Wherever a line holds the string "Stephan", copy that line.

======== AVAILABLE DATA

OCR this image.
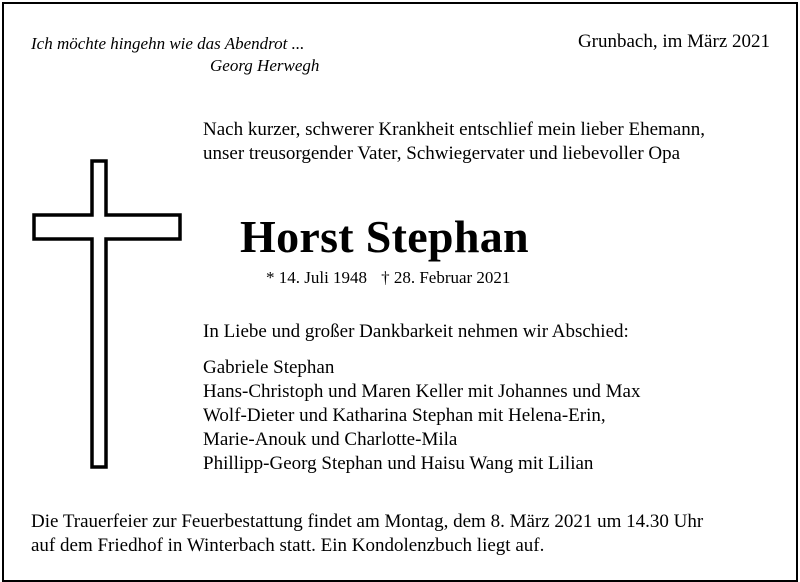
Ich möchte hingehn wie das Abendrot ...
Georg Herwegh
Grunbach, im März 2021
Nach kurzer, schwerer Krankheit entschlief mein lieber Ehemann,
unser treusorgender Vater, Schwiegervater und liebevoller Opa
Horst Stephan
* 14. Juli 1948 † 28. Februar 2021
In Liebe und großer Dankbarkeit nehmen wir Abschied:
Gabriele Stephan
Hans-Christoph und Maren Keller mit Johannes und Max
Wolf-Dieter und Katharina Stephan mit Helena-Erin,
Marie-Anouk und Charlotte-Mila
Phillipp-Georg Stephan und Haisu Wang mit Lilian
Die Trauerfeier zur Feuerbestattung findet am Montag, dem 8. März 2021 um 14.30 Uhr
auf dem Friedhof in Winterbach statt. Ein Kondolenzbuch liegt auf.
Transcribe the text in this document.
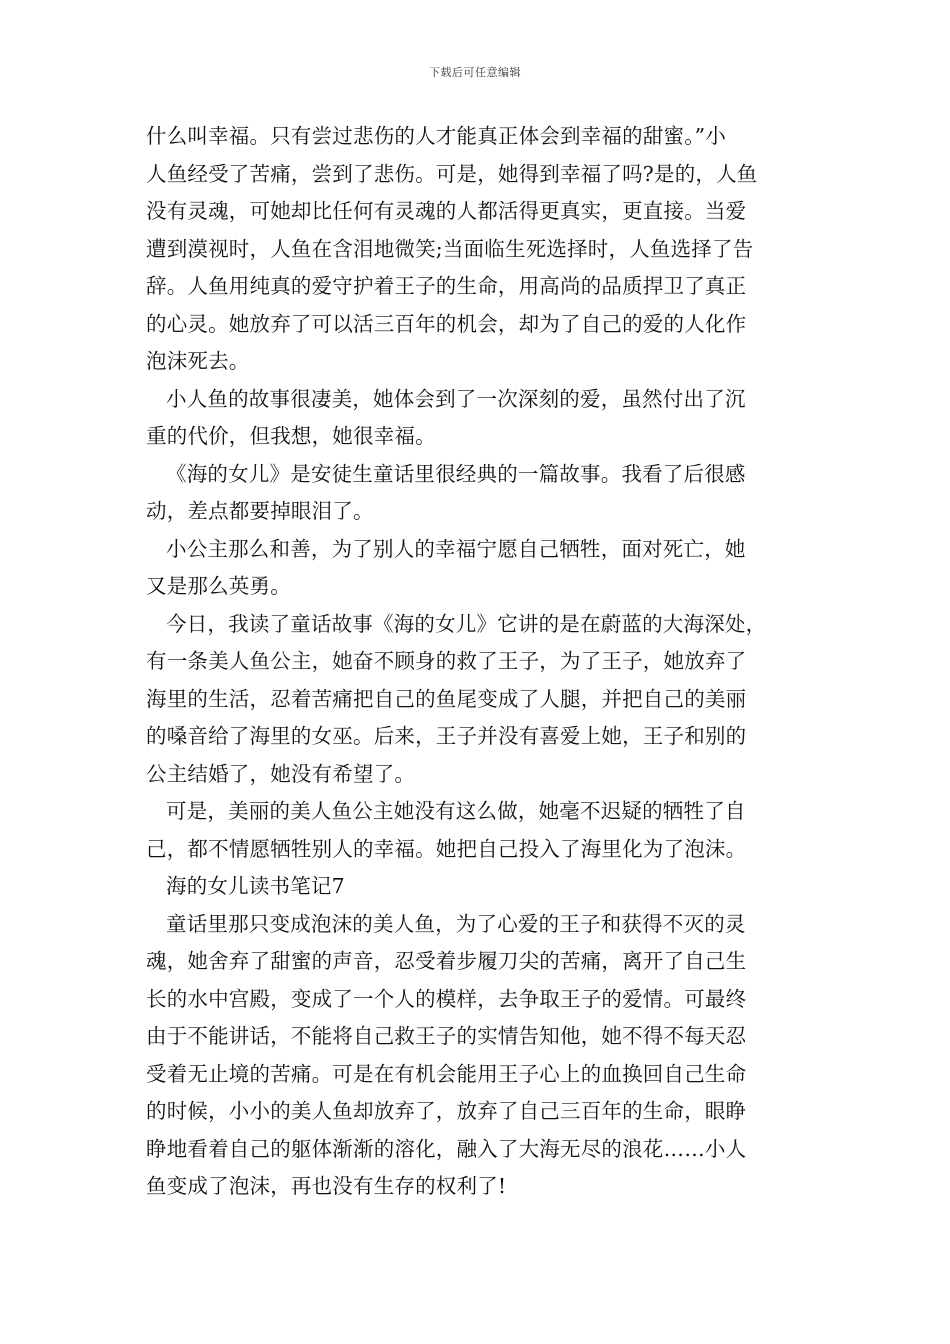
下载后可任意编辑
什么叫幸福。只有尝过悲伤的人才能真正体会到幸福的甜蜜。”小
人鱼经受了苦痛，尝到了悲伤。可是，她得到幸福了吗?是的，人鱼
没有灵魂，可她却比任何有灵魂的人都活得更真实，更直接。当爱
遭到漠视时，人鱼在含泪地微笑;当面临生死选择时，人鱼选择了告
辞。人鱼用纯真的爱守护着王子的生命，用高尚的品质捍卫了真正
的心灵。她放弃了可以活三百年的机会，却为了自己的爱的人化作
泡沫死去。
小人鱼的故事很凄美，她体会到了一次深刻的爱，虽然付出了沉
重的代价，但我想，她很幸福。
《海的女儿》是安徒生童话里很经典的一篇故事。我看了后很感
动，差点都要掉眼泪了。
小公主那么和善，为了别人的幸福宁愿自己牺牲，面对死亡，她
又是那么英勇。
今日，我读了童话故事《海的女儿》它讲的是在蔚蓝的大海深处，
有一条美人鱼公主，她奋不顾身的救了王子，为了王子，她放弃了
海里的生活，忍着苦痛把自己的鱼尾变成了人腿，并把自己的美丽
的嗓音给了海里的女巫。后来，王子并没有喜爱上她，王子和别的
公主结婚了，她没有希望了。
可是，美丽的美人鱼公主她没有这么做，她毫不迟疑的牺牲了自
己，都不情愿牺牲别人的幸福。她把自己投入了海里化为了泡沫。
海的女儿读书笔记7
童话里那只变成泡沫的美人鱼，为了心爱的王子和获得不灭的灵
魂，她舍弃了甜蜜的声音，忍受着步履刀尖的苦痛，离开了自己生
长的水中宫殿，变成了一个人的模样，去争取王子的爱情。可最终
由于不能讲话，不能将自己救王子的实情告知他，她不得不每天忍
受着无止境的苦痛。可是在有机会能用王子心上的血换回自己生命
的时候，小小的美人鱼却放弃了，放弃了自己三百年的生命，眼睁
睁地看着自己的躯体渐渐的溶化，融入了大海无尽的浪花……小人
鱼变成了泡沫，再也没有生存的权利了!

================

• SOLUTION TO THIS EXERCISE
Horst Stephan
Gabriele Stephan
Wolf-Dieter und Katharina Stephan mit Helena-Erin,
Phillipp-Georg Stephan und Haisu Wang mit Lilian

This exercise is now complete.